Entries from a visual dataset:
_____
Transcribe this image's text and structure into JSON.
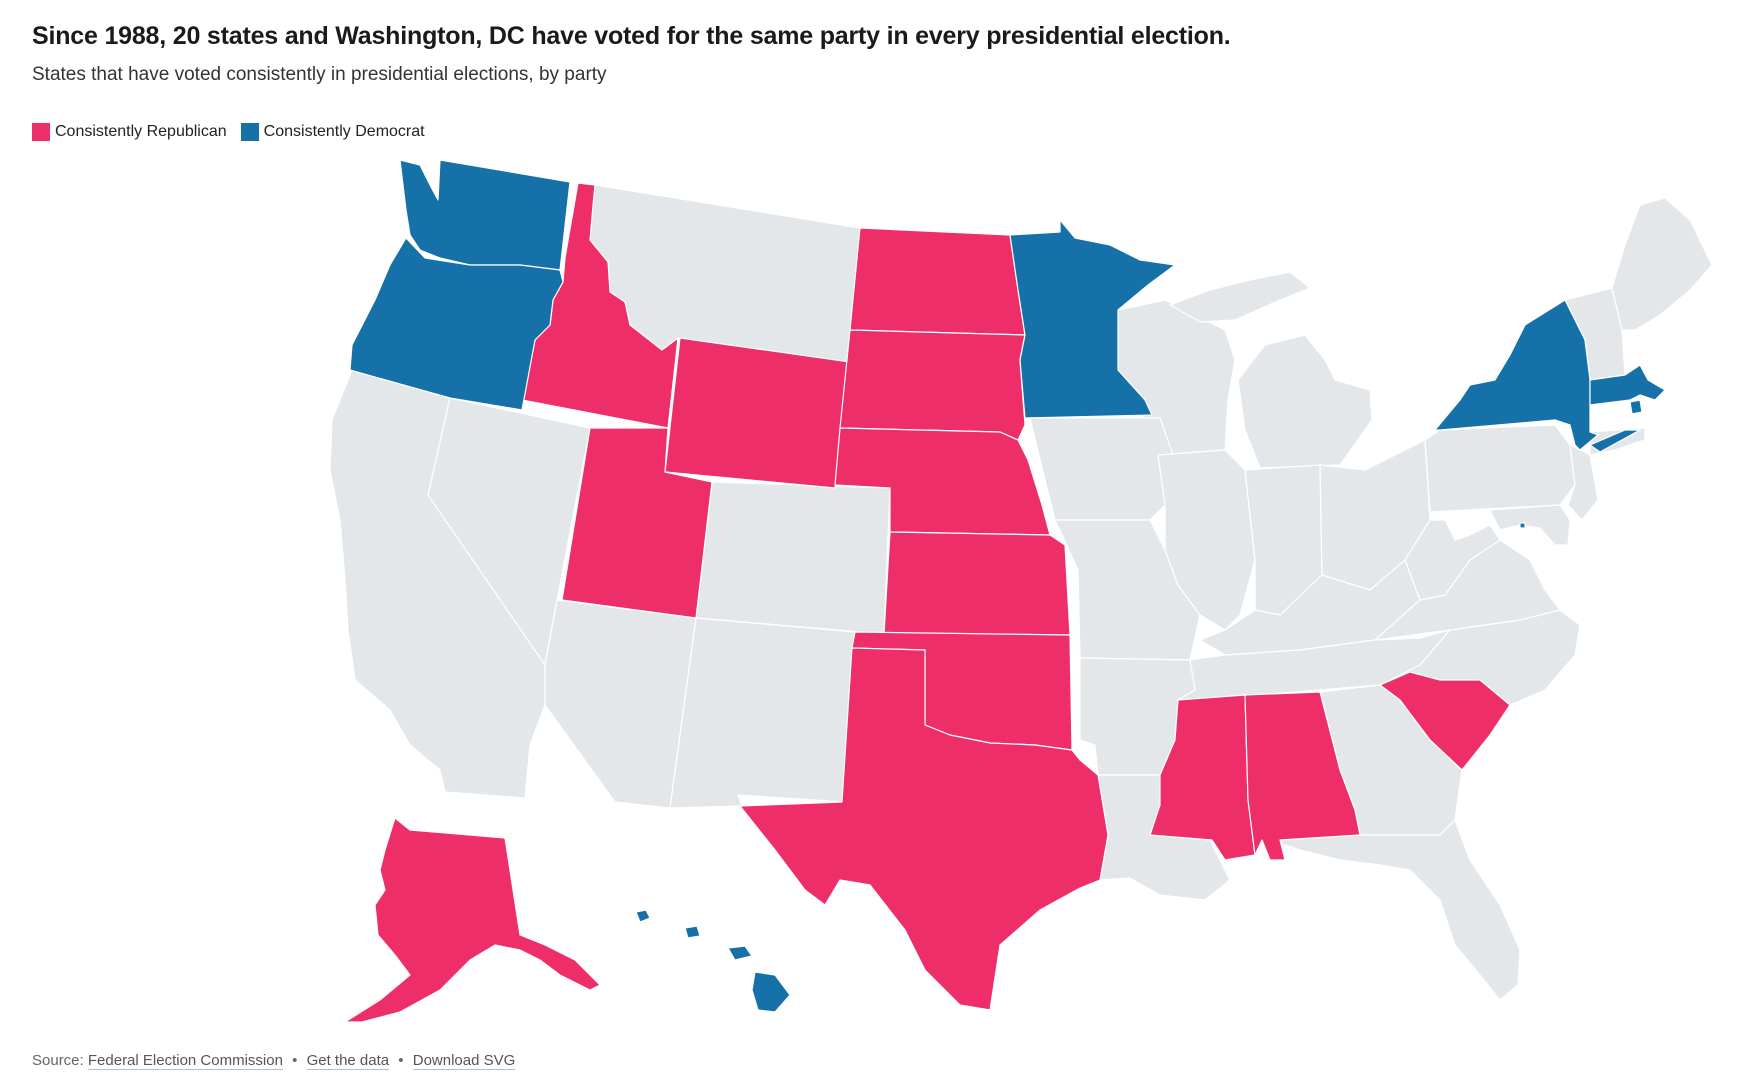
{
  "header": {
    "title": "Since 1988, 20 states and Washington, DC have voted for the same party in every presidential election.",
    "subtitle": "States that have voted consistently in presidential elections, by party"
  },
  "legend": {
    "items": [
      {
        "label": "Consistently Republican",
        "color": "#ee2e68"
      },
      {
        "label": "Consistently Democrat",
        "color": "#1571a8"
      }
    ]
  },
  "colors": {
    "republican": "#ee2e68",
    "democrat": "#1571a8",
    "other": "#e3e7ea"
  },
  "footer": {
    "source_prefix": "Source:",
    "source_link": "Federal Election Commission",
    "bullet": "•",
    "get_data": "Get the data",
    "download": "Download SVG"
  }
}
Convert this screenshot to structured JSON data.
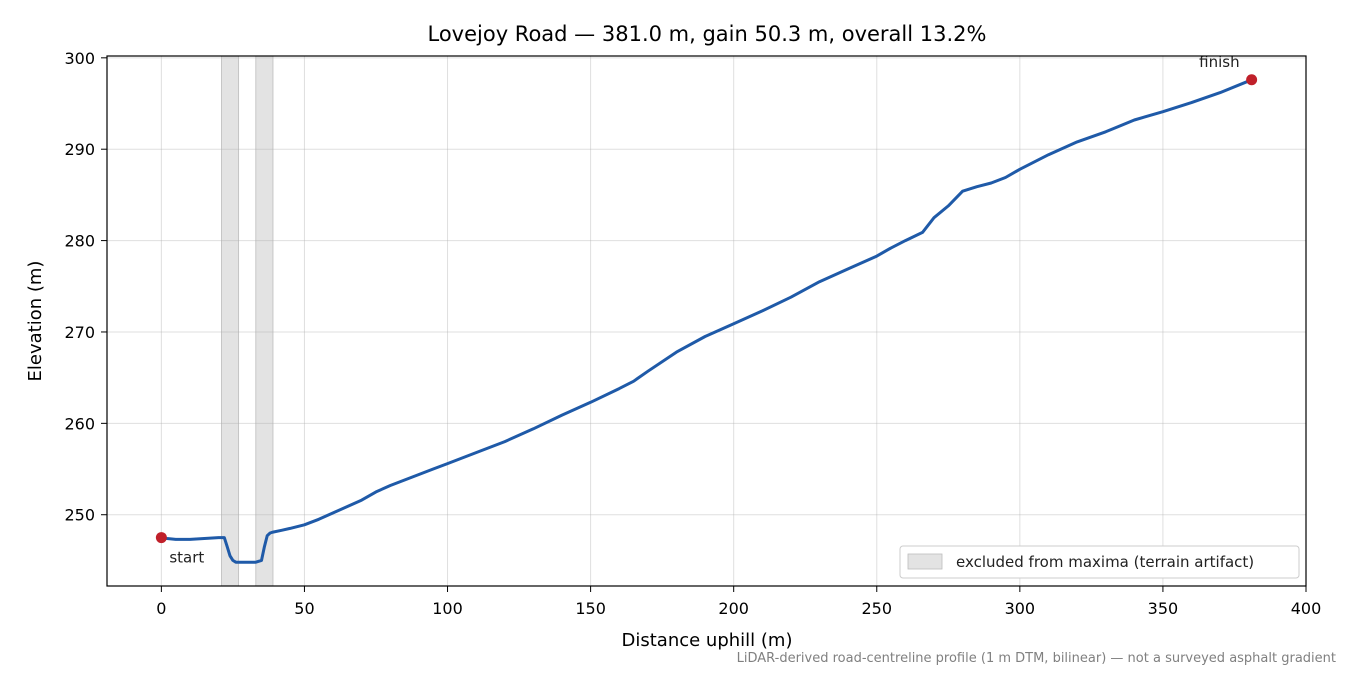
{
  "chart_data": {
    "type": "line",
    "title": "Lovejoy Road — 381.0 m, gain 50.3 m, overall 13.2%",
    "xlabel": "Distance uphill (m)",
    "ylabel": "Elevation (m)",
    "xlim": [
      -19,
      400
    ],
    "ylim": [
      242.2,
      300.2
    ],
    "xticks": [
      0,
      50,
      100,
      150,
      200,
      250,
      300,
      350,
      400
    ],
    "yticks": [
      250,
      260,
      270,
      280,
      290,
      300
    ],
    "grid": true,
    "line_color": "#1f5aa8",
    "marker_color": "#c0202a",
    "series": [
      {
        "x": [
          0,
          2,
          5,
          10,
          15,
          20,
          22,
          23,
          24,
          25,
          26,
          28,
          30,
          33,
          35,
          36,
          37,
          38,
          39,
          42,
          45,
          50,
          55,
          60,
          65,
          70,
          75,
          80,
          85,
          90,
          95,
          100,
          110,
          120,
          130,
          140,
          150,
          160,
          165,
          170,
          180,
          190,
          200,
          210,
          220,
          230,
          240,
          250,
          255,
          260,
          266,
          270,
          275,
          280,
          285,
          290,
          295,
          300,
          310,
          320,
          330,
          340,
          350,
          360,
          370,
          381
        ],
        "y": [
          247.5,
          247.4,
          247.3,
          247.3,
          247.4,
          247.5,
          247.5,
          246.5,
          245.5,
          245.0,
          244.8,
          244.8,
          244.8,
          244.8,
          245.0,
          246.5,
          247.7,
          248.0,
          248.1,
          248.3,
          248.5,
          248.9,
          249.5,
          250.2,
          250.9,
          251.6,
          252.5,
          253.2,
          253.8,
          254.4,
          255.0,
          255.6,
          256.8,
          258.0,
          259.4,
          260.9,
          262.3,
          263.8,
          264.6,
          265.7,
          267.8,
          269.5,
          270.9,
          272.3,
          273.8,
          275.5,
          276.9,
          278.3,
          279.2,
          280.0,
          280.9,
          282.5,
          283.8,
          285.4,
          285.9,
          286.3,
          286.9,
          287.8,
          289.4,
          290.8,
          291.9,
          293.2,
          294.1,
          295.1,
          296.2,
          297.6
        ]
      }
    ],
    "excluded_spans": [
      [
        21,
        27
      ],
      [
        33,
        39
      ]
    ],
    "points": [
      {
        "label": "start",
        "x": 0,
        "y": 247.5
      },
      {
        "label": "finish",
        "x": 381,
        "y": 297.6
      }
    ],
    "legend": {
      "position": "lower-right",
      "entries": [
        "excluded from maxima (terrain artifact)"
      ]
    },
    "footnote": "LiDAR-derived road-centreline profile (1 m DTM, bilinear) — not a surveyed asphalt gradient"
  }
}
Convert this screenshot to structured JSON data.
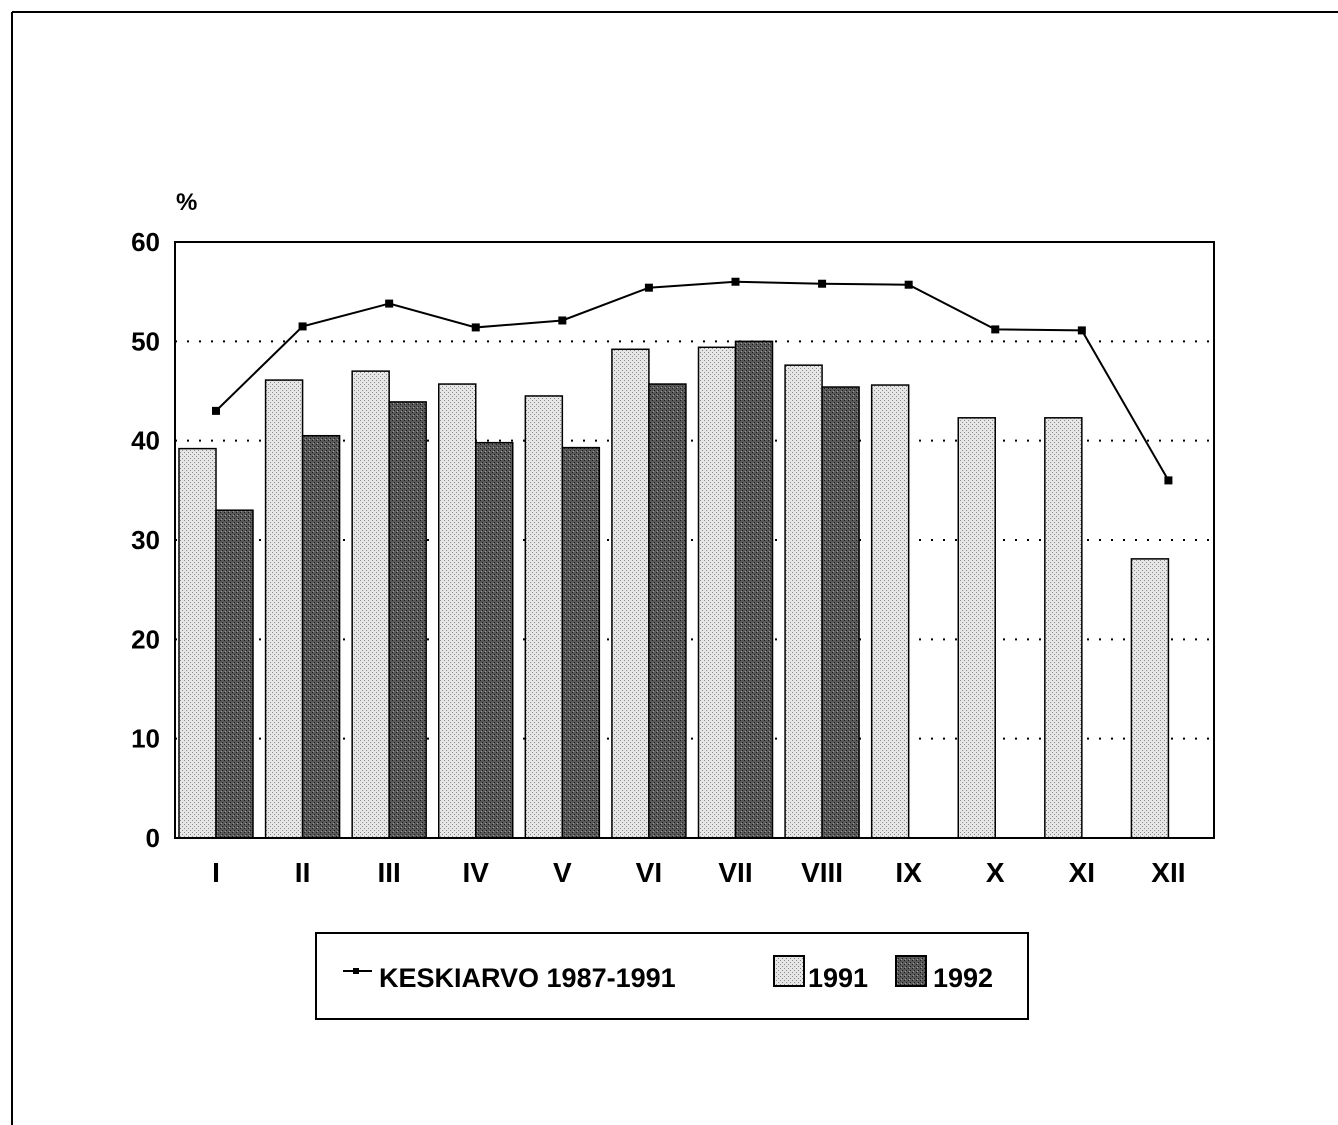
{
  "chart_data": {
    "type": "bar",
    "ylabel": "%",
    "ylim": [
      0,
      60
    ],
    "yticks": [
      "0",
      "10",
      "20",
      "30",
      "40",
      "50",
      "60"
    ],
    "grid": "horizontal dotted",
    "legend_placement": "bottom-center",
    "categories": [
      "I",
      "II",
      "III",
      "IV",
      "V",
      "VI",
      "VII",
      "VIII",
      "IX",
      "X",
      "XI",
      "XII"
    ],
    "series": [
      {
        "name": "1991",
        "kind": "bar",
        "pattern": "light-gray-dotted",
        "values": [
          39.2,
          46.1,
          47.0,
          45.7,
          44.5,
          49.2,
          49.4,
          47.6,
          45.6,
          42.3,
          42.3,
          28.1
        ]
      },
      {
        "name": "1992",
        "kind": "bar",
        "pattern": "dark-gray-dotted",
        "values": [
          33.0,
          40.5,
          43.9,
          39.8,
          39.3,
          45.7,
          50.0,
          45.4,
          null,
          null,
          null,
          null
        ]
      },
      {
        "name": "KESKIARVO 1987-1991",
        "kind": "line",
        "marker": "square",
        "values": [
          43.0,
          51.5,
          53.8,
          51.4,
          52.1,
          55.4,
          56.0,
          55.8,
          55.7,
          51.2,
          51.1,
          36.0
        ]
      }
    ],
    "legend": [
      "KESKIARVO 1987-1991",
      "1991",
      "1992"
    ]
  }
}
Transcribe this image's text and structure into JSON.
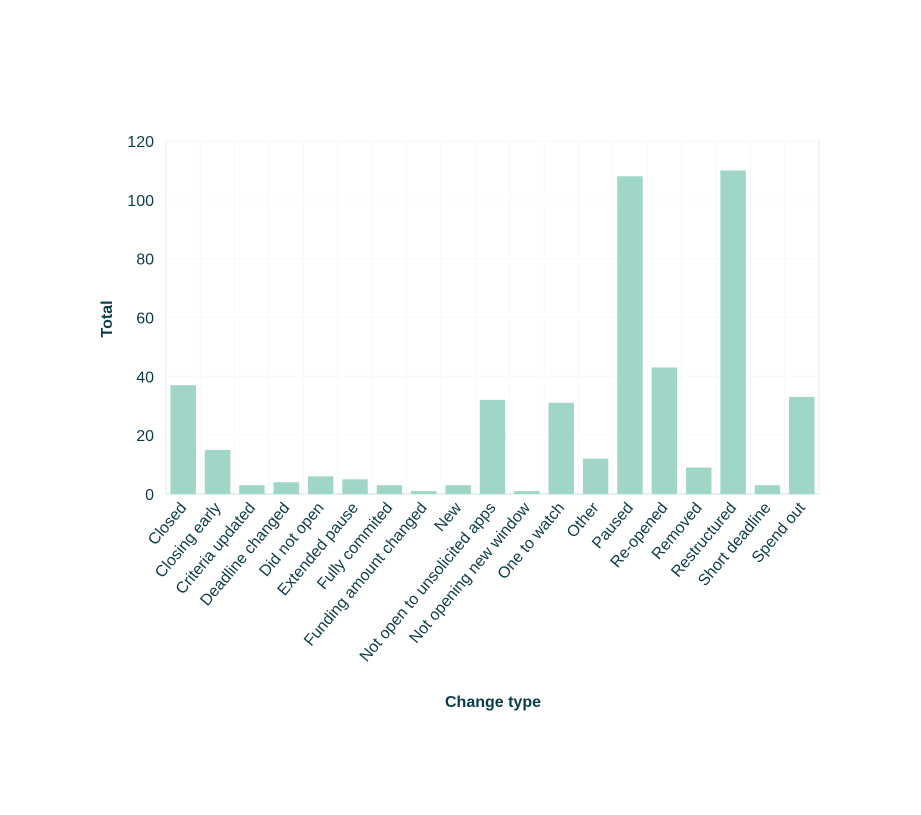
{
  "chart_data": {
    "type": "bar",
    "title": "",
    "xlabel": "Change type",
    "ylabel": "Total",
    "ylim": [
      0,
      120
    ],
    "yticks": [
      0,
      20,
      40,
      60,
      80,
      100,
      120
    ],
    "grid": true,
    "categories": [
      "Closed",
      "Closing early",
      "Criteria updated",
      "Deadline changed",
      "Did not open",
      "Extended pause",
      "Fully commited",
      "Funding amount changed",
      "New",
      "Not open to unsolicited apps",
      "Not opening new window",
      "One to watch",
      "Other",
      "Paused",
      "Re-opened",
      "Removed",
      "Restructured",
      "Short deadline",
      "Spend out"
    ],
    "values": [
      37,
      15,
      3,
      4,
      6,
      5,
      3,
      1,
      3,
      32,
      1,
      31,
      12,
      108,
      43,
      9,
      110,
      3,
      33
    ],
    "colors": {
      "bar": "#9fd6c7",
      "text": "#0b3c49",
      "axis": "#d8eeea",
      "grid": "#f6f9f9"
    }
  }
}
_____
PROBLEM REQUIREMENTS:
Scan the records above, count the lines with "changed" in them, and give only the number.

FINISHED TASK:
2